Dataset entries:
# # #

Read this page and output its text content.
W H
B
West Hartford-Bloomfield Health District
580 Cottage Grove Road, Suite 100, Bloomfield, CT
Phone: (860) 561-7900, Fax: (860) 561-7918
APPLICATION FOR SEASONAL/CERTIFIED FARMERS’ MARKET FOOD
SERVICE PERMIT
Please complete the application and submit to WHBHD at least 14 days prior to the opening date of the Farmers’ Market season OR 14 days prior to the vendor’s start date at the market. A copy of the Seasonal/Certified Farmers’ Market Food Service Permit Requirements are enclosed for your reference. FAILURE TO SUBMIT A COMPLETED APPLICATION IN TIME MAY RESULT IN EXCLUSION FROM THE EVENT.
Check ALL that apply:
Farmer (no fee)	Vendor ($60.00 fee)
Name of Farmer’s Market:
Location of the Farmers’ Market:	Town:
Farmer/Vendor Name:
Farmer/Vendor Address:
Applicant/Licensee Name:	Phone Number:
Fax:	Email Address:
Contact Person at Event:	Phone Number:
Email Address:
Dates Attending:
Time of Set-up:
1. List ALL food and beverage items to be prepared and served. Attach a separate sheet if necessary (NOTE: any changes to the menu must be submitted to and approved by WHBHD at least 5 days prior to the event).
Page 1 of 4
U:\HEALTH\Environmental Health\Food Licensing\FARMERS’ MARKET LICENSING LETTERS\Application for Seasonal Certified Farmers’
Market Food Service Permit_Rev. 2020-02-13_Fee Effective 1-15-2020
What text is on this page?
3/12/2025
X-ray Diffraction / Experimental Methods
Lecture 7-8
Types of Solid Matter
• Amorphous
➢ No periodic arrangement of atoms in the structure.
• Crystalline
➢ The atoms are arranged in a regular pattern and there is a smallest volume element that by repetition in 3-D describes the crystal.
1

# # #

Make an exact copy of every line from the one with "What text is on this page?" to the end of the data, with the first and last of those lines included.

FINISHED TASK:
What text is on this page?
3/12/2025
X-ray Diffraction / Experimental Methods
Lecture 7-8
Types of Solid Matter
• Amorphous
➢ No periodic arrangement of atoms in the structure.
• Crystalline
➢ The atoms are arranged in a regular pattern and there is a smallest volume element that by repetition in 3-D describes the crystal.
1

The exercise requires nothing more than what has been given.